Pull each line containing "ylabel" out of the data and copy it.
-- start of Records to process --
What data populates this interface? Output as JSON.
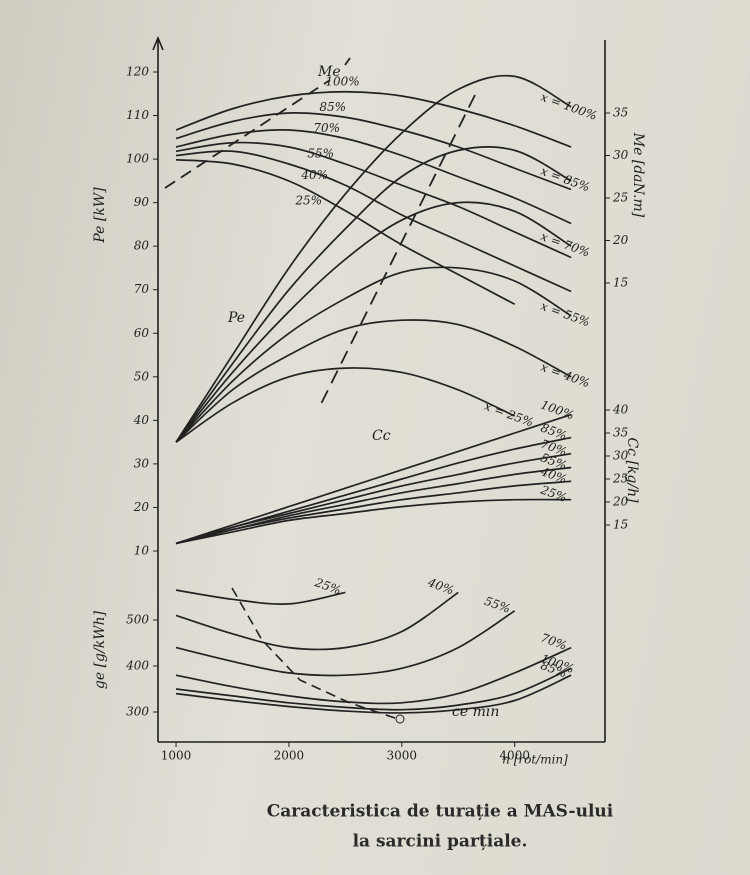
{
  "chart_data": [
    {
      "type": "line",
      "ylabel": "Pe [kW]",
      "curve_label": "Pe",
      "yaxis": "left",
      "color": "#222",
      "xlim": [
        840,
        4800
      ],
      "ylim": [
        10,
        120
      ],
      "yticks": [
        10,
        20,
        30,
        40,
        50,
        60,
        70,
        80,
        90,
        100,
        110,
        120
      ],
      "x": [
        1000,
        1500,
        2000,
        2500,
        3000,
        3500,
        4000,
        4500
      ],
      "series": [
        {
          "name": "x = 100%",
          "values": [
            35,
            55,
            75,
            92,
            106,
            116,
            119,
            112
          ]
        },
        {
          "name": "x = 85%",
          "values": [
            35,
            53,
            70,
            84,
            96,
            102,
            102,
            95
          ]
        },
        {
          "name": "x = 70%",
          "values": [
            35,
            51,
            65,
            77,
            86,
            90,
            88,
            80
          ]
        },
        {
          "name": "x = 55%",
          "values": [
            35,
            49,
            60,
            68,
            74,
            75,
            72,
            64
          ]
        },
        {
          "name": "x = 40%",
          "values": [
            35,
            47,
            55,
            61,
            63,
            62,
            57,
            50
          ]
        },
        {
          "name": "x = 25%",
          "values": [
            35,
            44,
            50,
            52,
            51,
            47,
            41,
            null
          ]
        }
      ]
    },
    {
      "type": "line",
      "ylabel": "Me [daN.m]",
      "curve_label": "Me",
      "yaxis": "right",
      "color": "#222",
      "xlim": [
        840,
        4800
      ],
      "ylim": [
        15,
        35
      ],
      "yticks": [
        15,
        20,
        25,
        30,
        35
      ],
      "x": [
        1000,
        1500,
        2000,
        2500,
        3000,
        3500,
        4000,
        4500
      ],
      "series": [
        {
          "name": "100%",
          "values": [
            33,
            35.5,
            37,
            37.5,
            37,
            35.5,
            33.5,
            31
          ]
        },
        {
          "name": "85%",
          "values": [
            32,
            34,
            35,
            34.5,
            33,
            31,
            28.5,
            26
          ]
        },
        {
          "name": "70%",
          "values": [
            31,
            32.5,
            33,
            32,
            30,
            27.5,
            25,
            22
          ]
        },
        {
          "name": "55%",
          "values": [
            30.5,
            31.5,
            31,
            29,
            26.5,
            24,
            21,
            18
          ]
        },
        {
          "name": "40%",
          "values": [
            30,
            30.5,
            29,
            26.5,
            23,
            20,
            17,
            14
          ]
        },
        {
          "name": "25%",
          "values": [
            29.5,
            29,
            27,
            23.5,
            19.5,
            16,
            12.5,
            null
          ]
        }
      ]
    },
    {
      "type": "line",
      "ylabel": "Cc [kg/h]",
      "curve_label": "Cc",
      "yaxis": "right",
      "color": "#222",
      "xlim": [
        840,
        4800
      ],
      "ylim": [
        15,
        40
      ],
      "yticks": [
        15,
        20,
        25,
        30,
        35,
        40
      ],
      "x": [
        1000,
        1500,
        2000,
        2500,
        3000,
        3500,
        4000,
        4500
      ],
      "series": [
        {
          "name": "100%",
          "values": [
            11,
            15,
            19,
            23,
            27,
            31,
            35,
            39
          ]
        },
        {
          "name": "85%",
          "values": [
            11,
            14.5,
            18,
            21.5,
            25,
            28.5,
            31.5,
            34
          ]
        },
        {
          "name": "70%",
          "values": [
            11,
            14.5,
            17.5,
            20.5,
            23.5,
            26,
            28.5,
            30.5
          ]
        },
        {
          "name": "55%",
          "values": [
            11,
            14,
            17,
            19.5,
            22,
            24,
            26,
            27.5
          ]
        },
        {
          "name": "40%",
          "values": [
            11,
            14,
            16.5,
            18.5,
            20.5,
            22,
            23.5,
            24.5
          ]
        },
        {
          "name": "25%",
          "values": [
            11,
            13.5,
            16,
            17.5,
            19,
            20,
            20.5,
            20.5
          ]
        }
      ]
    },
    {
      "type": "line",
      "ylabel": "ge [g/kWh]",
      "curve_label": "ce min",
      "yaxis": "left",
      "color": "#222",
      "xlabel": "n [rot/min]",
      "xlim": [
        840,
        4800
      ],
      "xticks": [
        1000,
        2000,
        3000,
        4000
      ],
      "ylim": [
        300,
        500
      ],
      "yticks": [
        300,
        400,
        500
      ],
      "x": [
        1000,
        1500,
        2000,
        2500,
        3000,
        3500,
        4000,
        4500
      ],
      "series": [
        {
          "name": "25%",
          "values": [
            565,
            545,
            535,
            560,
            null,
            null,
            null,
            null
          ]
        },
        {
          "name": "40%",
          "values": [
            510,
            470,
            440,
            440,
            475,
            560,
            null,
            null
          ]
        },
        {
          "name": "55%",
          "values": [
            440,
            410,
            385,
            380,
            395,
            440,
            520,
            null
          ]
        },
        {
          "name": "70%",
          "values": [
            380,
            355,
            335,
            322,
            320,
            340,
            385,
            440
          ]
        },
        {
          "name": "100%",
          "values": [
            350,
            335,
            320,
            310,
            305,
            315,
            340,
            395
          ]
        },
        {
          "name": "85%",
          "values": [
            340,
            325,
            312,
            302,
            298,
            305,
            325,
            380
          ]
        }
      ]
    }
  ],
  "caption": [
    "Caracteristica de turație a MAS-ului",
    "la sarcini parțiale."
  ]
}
-- end of Records to process --
→ Completed task:
      "ylabel": "Pe [kW]",
      "ylabel": "Me [daN.m]",
      "ylabel": "Cc [kg/h]",
      "ylabel": "ge [g/kWh]",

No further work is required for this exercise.